Domestic banks and foreign banks are subject to different governmental regulations with respect to the amount and types of loans which may be made and interest rates which may be charged. In addition, the profitability of the banking industry depends largely upon the availability and cost of funds for the purpose of financing lending operations under prevailing money market conditions. General economic conditions as well as exposure to credit losses arising from possible financial difficulties of borrowers play an important part in the operations of the banking industry.
As a result of federal and state laws and regulations, domestic banks are, among other things, required to maintain specified levels of reserves, limited in the amount which they can loan to a single borrower, and subject to other regulations designed to promote financial soundness. However, such laws and regulations do not necessarily apply to foreign bank obligations that a Fund may acquire.
In addition to purchasing certificates of deposit and bankers’ acceptances, to the extent permitted under its investment objectives and policies stated above and in its Prospectus, a Fund may make interest bearing time or other interest bearing deposits in commercial or savings banks. Time deposits are non-negotiable deposits maintained at a banking institution for a specified period of time at a specified interest rate.
Savings Association Obligations. The Fund may invest in certificates of deposit (interest bearing time deposits) issued by savings banks or savings and loan associations that have capital, surplus and undivided profits in excess of $100 million, based on latest published reports, or less than $100 million if the principal amount of such obligations is fully insured by the U.S. Government.
Commercial Paper, Short-Term Notes and Other Corporate Obligations. The Fund may invest a portion of its assets in commercial paper and short-term notes. Commercial paper consists of unsecured promissory notes issued by corporations. Issues of commercial paper and short-term notes will normally have maturities of less than nine months and fixed rates of return, although such instruments may have maturities of up to one year.
Commercial paper and short-term notes will consist of issues rated at the time of purchase “A-2” or higher by S&P, “Prime-1” by Moody’s, or similarly rated by another nationally recognized statistical rating organization or, if unrated, will be determined by the Adviser to be of comparable quality. These rating symbols are described in Appendix A.
Repurchase Agreements
The Fund may enter into repurchase agreements with respect to its portfolio securities. Pursuant to such agreements, the Fund may acquire securities from financial institutions such as banks and broker-dealers as are deemed to be creditworthy by the Adviser, subject to the seller’s agreement to repurchase and the Fund’s agreement to resell such securities at a mutually agreed upon date and price. The repurchase price generally equals the price paid by a Fund plus interest negotiated on the basis of current short-term rates (which may be more or less than the rate on the underlying portfolio security). Securities subject to repurchase agreements will be held by the Custodian or in the Federal Reserve/Treasury Book-Entry System or an equivalent foreign system. The seller under a repurchase agreement will be required to maintain the value of the underlying securities at not less than 102% of the repurchase price under the agreement.  If the seller defaults on its repurchase obligation, the Fund will suffer a loss to the extent that the proceeds from a sale of the underlying securities are less than the repurchase price under the agreement.  Bankruptcy or insolvency of such a defaulting seller may cause the Fund’s rights with respect
8


to such securities to be delayed or limited.  Repurchase agreements are considered to be loans under the 1940 Act.

▬▬▬

*Prompt A*:
Set down, word for word, the portion of the passage on bank and fund investments that begins at the words "Commercial paper and short-term notes will consist" and stops after "in Appendix A.".

▬▬▬

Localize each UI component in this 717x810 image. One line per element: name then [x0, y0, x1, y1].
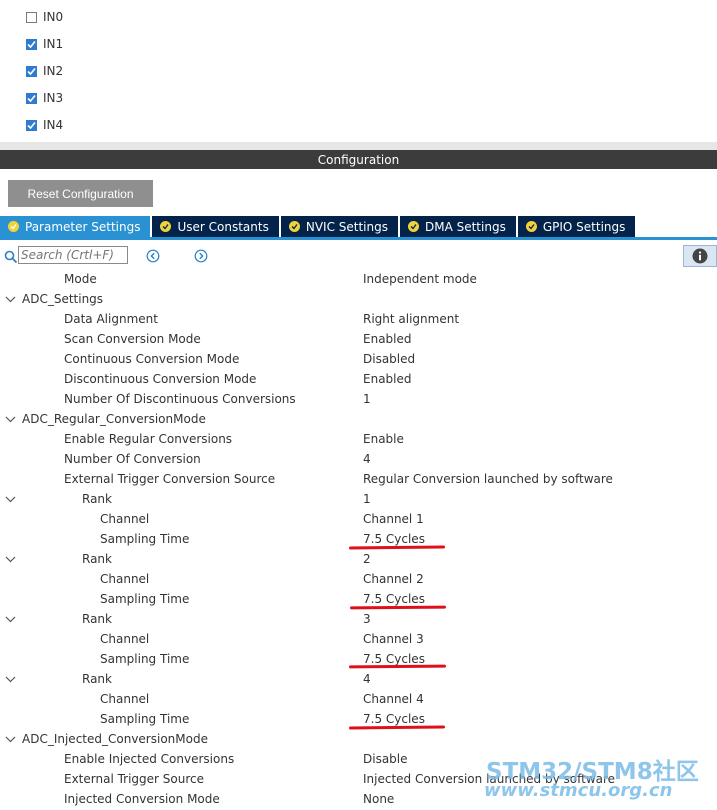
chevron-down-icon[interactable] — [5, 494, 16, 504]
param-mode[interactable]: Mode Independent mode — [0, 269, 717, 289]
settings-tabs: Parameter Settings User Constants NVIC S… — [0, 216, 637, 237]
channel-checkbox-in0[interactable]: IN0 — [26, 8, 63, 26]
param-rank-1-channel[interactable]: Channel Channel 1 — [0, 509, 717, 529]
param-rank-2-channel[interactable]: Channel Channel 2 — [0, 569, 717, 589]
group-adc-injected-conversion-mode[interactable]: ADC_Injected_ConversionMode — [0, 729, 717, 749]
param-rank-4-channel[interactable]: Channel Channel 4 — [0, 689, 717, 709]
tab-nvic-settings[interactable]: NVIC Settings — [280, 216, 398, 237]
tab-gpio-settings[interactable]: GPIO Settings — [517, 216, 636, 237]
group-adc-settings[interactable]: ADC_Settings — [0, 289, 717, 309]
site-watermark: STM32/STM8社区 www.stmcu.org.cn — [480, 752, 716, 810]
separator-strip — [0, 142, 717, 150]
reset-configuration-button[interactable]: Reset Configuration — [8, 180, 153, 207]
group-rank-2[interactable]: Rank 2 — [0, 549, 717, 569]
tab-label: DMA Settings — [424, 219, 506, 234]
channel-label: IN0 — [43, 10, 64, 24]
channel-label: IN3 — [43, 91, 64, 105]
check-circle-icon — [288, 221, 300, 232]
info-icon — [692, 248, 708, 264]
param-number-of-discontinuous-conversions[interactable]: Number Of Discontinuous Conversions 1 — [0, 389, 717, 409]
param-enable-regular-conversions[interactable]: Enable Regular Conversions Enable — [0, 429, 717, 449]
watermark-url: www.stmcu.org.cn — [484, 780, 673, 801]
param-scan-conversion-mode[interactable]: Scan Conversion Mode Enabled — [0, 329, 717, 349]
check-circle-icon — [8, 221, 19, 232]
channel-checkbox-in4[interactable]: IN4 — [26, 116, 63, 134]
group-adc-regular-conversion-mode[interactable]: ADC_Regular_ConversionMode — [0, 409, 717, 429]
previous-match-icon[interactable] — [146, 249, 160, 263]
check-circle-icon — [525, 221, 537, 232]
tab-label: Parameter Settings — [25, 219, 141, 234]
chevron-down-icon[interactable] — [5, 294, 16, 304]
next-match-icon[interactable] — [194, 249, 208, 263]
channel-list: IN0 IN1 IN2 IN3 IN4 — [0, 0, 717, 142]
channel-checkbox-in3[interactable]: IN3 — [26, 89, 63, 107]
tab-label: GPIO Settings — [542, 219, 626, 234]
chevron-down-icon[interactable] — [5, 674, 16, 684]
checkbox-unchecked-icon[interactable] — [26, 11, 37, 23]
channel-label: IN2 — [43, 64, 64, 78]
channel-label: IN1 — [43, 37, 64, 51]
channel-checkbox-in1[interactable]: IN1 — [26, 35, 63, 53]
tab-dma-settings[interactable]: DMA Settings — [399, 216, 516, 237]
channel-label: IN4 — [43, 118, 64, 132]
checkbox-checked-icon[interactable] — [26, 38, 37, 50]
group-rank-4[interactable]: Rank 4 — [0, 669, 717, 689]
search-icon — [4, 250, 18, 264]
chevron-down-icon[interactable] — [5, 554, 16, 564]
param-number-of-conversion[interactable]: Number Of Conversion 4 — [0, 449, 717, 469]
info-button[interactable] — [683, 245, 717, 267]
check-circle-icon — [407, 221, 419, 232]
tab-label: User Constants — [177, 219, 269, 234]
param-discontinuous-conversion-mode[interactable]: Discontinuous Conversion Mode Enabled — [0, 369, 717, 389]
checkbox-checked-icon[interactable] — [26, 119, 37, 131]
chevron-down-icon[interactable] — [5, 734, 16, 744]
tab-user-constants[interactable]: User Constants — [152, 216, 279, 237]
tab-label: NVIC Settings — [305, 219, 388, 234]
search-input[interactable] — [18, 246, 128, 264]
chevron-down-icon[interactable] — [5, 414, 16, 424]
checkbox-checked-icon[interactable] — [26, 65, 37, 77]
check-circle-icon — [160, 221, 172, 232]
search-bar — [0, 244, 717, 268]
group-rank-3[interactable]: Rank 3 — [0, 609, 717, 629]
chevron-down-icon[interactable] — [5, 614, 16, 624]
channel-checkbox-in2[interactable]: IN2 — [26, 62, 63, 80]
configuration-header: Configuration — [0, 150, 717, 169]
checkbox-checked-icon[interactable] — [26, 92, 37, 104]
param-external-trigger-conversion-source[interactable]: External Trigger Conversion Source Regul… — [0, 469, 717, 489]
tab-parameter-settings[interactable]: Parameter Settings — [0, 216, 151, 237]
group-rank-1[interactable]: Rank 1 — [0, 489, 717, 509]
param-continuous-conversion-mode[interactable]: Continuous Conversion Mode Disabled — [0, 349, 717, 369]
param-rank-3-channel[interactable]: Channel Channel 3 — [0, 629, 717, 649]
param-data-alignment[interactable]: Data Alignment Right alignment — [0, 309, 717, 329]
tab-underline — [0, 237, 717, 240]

▬▬▬

*Prompt B*:
In the records, replace "Independent mode" with "Dual mode" and give only the affected span unchanged otherwise: begin at the line that has "chevron-down-icon[interactable] — [5, 494, 16, 504]" and stop after the line that has "watermark-url: www.stmcu.org.cn —".

*Full answer A*:
Commercial paper and short-term notes will consist of issues rated at the time of purchase “A-2” or higher by S&P, “Prime-1” by Moody’s, or similarly rated by another nationally recognized statistical rating organization or, if unrated, will be determined by the Adviser to be of comparable quality. These rating symbols are described in Appendix A.

*Full answer B*:
chevron-down-icon[interactable] — [5, 494, 16, 504]
param-mode[interactable]: Mode Dual mode — [0, 269, 717, 289]
settings-tabs: Parameter Settings User Constants NVIC S… — [0, 216, 637, 237]
channel-checkbox-in0[interactable]: IN0 — [26, 8, 63, 26]
param-rank-1-channel[interactable]: Channel Channel 1 — [0, 509, 717, 529]
param-rank-2-channel[interactable]: Channel Channel 2 — [0, 569, 717, 589]
group-adc-injected-conversion-mode[interactable]: ADC_Injected_ConversionMode — [0, 729, 717, 749]
param-rank-4-channel[interactable]: Channel Channel 4 — [0, 689, 717, 709]
tab-nvic-settings[interactable]: NVIC Settings — [280, 216, 398, 237]
tab-gpio-settings[interactable]: GPIO Settings — [517, 216, 636, 237]
group-adc-settings[interactable]: ADC_Settings — [0, 289, 717, 309]
site-watermark: STM32/STM8社区 www.stmcu.org.cn — [480, 752, 716, 810]
separator-strip — [0, 142, 717, 150]
reset-configuration-button[interactable]: Reset Configuration — [8, 180, 153, 207]
group-rank-2[interactable]: Rank 2 — [0, 549, 717, 569]
tab-label: DMA Settings — [424, 219, 506, 234]
channel-label: IN0 — [43, 10, 64, 24]
channel-label: IN3 — [43, 91, 64, 105]
check-circle-icon — [288, 221, 300, 232]
info-icon — [692, 248, 708, 264]
param-number-of-discontinuous-conversions[interactable]: Number Of Discontinuous Conversions 1 — [0, 389, 717, 409]
param-enable-regular-conversions[interactable]: Enable Regular Conversions Enable — [0, 429, 717, 449]
watermark-url: www.stmcu.org.cn — [484, 780, 673, 801]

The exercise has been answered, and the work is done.